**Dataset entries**
───

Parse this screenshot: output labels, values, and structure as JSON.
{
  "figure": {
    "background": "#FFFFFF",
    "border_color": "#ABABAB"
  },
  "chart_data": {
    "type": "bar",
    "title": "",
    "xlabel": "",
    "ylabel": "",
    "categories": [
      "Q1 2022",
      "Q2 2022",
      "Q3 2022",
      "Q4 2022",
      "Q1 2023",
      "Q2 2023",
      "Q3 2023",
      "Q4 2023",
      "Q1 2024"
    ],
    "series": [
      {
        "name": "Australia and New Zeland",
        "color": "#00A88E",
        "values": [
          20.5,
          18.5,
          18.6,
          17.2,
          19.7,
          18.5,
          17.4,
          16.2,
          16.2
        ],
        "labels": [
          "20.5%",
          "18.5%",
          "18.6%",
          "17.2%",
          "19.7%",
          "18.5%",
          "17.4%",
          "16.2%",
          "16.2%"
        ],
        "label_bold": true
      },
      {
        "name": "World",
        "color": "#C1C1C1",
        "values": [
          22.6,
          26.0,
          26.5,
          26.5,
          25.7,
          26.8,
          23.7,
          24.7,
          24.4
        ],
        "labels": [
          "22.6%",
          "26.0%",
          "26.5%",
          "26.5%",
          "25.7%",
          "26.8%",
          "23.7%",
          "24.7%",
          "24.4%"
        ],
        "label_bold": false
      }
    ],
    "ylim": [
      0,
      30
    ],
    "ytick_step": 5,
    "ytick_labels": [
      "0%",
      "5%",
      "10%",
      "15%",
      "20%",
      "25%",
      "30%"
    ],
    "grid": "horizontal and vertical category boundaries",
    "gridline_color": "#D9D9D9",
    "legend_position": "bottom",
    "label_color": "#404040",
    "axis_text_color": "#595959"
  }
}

───

**Problem requirements**
Repeat the material word for word, in full.

**Finished exercise**
Parse this screenshot: output labels, values, and structure as JSON.
{
  "figure": {
    "background": "#FFFFFF",
    "border_color": "#ABABAB"
  },
  "chart_data": {
    "type": "bar",
    "title": "",
    "xlabel": "",
    "ylabel": "",
    "categories": [
      "Q1 2022",
      "Q2 2022",
      "Q3 2022",
      "Q4 2022",
      "Q1 2023",
      "Q2 2023",
      "Q3 2023",
      "Q4 2023",
      "Q1 2024"
    ],
    "series": [
      {
        "name": "Australia and New Zeland",
        "color": "#00A88E",
        "values": [
          20.5,
          18.5,
          18.6,
          17.2,
          19.7,
          18.5,
          17.4,
          16.2,
          16.2
        ],
        "labels": [
          "20.5%",
          "18.5%",
          "18.6%",
          "17.2%",
          "19.7%",
          "18.5%",
          "17.4%",
          "16.2%",
          "16.2%"
        ],
        "label_bold": true
      },
      {
        "name": "World",
        "color": "#C1C1C1",
        "values": [
          22.6,
          26.0,
          26.5,
          26.5,
          25.7,
          26.8,
          23.7,
          24.7,
          24.4
        ],
        "labels": [
          "22.6%",
          "26.0%",
          "26.5%",
          "26.5%",
          "25.7%",
          "26.8%",
          "23.7%",
          "24.7%",
          "24.4%"
        ],
        "label_bold": false
      }
    ],
    "ylim": [
      0,
      30
    ],
    "ytick_step": 5,
    "ytick_labels": [
      "0%",
      "5%",
      "10%",
      "15%",
      "20%",
      "25%",
      "30%"
    ],
    "grid": "horizontal and vertical category boundaries",
    "gridline_color": "#D9D9D9",
    "legend_position": "bottom",
    "label_color": "#404040",
    "axis_text_color": "#595959"
  }
}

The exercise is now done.